** START OF EXERCISE INPUTS **

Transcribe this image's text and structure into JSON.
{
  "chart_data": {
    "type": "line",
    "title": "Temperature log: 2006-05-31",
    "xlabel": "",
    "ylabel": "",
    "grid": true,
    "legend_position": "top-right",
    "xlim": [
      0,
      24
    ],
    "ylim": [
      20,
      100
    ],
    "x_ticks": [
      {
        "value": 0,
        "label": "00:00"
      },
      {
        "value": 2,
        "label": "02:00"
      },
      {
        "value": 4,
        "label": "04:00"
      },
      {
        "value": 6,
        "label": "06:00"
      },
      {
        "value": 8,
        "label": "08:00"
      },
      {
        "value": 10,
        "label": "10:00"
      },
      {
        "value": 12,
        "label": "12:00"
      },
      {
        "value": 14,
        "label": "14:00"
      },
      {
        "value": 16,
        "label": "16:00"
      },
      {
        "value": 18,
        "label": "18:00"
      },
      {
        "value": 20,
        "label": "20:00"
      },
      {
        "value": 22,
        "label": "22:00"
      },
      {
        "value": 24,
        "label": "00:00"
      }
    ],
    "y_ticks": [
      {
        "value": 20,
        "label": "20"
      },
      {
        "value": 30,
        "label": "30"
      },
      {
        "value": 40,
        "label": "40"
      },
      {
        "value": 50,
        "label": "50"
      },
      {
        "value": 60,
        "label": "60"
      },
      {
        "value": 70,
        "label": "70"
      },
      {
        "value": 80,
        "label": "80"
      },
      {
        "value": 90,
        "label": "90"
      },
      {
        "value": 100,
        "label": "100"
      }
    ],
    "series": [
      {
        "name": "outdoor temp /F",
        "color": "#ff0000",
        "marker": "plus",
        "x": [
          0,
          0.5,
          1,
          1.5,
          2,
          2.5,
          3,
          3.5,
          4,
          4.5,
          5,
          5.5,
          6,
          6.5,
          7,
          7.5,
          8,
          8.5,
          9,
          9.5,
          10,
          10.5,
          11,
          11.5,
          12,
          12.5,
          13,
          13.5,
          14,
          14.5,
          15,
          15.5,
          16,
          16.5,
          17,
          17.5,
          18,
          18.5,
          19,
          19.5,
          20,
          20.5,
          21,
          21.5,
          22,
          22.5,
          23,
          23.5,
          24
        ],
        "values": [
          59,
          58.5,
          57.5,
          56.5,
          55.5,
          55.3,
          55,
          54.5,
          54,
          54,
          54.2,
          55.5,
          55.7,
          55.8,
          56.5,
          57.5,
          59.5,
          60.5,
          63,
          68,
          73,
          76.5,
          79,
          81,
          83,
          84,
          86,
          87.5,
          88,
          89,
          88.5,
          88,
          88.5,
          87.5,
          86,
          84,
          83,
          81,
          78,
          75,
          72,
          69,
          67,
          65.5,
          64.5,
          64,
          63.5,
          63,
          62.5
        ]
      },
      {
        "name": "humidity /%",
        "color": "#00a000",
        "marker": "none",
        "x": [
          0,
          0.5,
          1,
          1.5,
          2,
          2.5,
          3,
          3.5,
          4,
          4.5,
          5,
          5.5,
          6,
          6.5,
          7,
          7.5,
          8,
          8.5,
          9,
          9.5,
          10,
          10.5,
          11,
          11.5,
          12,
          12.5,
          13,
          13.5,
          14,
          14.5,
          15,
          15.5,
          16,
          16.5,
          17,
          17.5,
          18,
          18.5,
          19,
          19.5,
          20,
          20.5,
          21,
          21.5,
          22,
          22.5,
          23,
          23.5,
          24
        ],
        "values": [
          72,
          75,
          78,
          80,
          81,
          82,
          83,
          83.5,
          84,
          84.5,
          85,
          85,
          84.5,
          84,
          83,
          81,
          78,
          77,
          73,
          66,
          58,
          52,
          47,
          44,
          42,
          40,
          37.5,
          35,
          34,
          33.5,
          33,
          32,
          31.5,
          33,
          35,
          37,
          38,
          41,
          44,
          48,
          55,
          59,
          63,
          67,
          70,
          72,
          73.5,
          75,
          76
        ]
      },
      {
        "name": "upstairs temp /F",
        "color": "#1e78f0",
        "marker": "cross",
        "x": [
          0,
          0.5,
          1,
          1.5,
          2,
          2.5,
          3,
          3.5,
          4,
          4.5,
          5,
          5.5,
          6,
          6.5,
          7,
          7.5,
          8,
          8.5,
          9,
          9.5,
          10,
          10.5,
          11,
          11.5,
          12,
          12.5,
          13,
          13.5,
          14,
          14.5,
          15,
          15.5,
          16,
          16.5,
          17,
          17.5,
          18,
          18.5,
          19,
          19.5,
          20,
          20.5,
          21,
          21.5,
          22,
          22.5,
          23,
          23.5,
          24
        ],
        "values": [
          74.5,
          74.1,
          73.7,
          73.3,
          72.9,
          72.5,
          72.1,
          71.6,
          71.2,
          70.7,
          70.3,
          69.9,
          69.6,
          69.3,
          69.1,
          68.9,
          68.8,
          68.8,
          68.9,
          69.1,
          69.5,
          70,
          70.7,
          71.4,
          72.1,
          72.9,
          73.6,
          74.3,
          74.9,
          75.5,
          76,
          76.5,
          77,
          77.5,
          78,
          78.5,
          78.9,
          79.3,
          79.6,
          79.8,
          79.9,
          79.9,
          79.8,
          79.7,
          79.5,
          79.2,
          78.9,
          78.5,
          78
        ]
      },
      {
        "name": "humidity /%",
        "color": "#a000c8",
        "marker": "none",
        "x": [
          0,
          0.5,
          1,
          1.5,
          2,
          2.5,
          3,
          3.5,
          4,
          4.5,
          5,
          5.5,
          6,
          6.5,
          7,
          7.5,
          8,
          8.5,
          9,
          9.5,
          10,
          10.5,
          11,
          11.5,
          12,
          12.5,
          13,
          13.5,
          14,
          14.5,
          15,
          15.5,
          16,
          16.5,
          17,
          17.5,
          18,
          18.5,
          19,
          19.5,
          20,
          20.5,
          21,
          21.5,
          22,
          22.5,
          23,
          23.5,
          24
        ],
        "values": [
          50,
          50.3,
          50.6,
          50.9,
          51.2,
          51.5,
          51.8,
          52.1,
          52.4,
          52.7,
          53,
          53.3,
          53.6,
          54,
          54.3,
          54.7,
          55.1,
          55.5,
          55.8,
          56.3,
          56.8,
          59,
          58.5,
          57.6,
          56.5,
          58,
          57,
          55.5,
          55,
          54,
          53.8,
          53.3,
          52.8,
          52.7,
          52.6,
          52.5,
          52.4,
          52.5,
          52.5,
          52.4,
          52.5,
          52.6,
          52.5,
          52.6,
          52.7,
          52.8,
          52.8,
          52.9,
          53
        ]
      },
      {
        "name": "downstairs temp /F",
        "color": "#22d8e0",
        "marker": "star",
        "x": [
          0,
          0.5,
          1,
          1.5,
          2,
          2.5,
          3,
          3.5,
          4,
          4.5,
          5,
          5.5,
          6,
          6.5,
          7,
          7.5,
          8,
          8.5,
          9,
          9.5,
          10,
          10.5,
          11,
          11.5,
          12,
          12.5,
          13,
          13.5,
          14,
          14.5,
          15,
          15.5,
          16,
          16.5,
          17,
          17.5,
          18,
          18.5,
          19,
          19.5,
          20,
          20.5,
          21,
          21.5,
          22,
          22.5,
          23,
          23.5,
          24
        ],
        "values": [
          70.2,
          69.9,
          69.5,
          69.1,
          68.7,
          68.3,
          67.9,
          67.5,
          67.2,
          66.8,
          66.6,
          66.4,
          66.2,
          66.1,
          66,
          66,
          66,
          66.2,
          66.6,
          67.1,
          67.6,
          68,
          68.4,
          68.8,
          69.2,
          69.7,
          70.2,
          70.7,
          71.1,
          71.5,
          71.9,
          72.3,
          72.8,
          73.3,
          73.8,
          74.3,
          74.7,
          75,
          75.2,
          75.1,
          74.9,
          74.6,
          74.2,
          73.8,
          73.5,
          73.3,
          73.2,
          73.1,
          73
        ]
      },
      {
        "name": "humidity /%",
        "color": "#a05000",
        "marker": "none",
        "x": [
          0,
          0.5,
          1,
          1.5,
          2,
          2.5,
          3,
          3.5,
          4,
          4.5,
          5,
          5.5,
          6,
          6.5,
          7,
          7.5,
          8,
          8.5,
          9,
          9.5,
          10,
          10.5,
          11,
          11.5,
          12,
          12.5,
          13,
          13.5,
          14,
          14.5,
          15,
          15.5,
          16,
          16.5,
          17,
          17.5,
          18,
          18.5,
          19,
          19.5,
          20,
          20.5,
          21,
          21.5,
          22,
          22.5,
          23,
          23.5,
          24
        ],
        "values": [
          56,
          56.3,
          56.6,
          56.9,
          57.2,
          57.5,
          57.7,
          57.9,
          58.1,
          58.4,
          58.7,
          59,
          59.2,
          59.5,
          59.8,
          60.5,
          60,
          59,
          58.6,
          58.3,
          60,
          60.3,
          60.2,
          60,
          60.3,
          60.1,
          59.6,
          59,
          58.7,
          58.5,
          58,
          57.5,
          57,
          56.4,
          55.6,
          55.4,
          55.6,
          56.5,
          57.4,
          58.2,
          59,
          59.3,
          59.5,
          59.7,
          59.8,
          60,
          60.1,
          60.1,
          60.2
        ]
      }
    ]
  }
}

** END OF EXERCISE INPUTS **

AIM =
Pick out the lines containing the word "color" and show them.

WRITTEN ANSWER =
        "color": "#ff0000",
        "color": "#00a000",
        "color": "#1e78f0",
        "color": "#a000c8",
        "color": "#22d8e0",
        "color": "#a05000",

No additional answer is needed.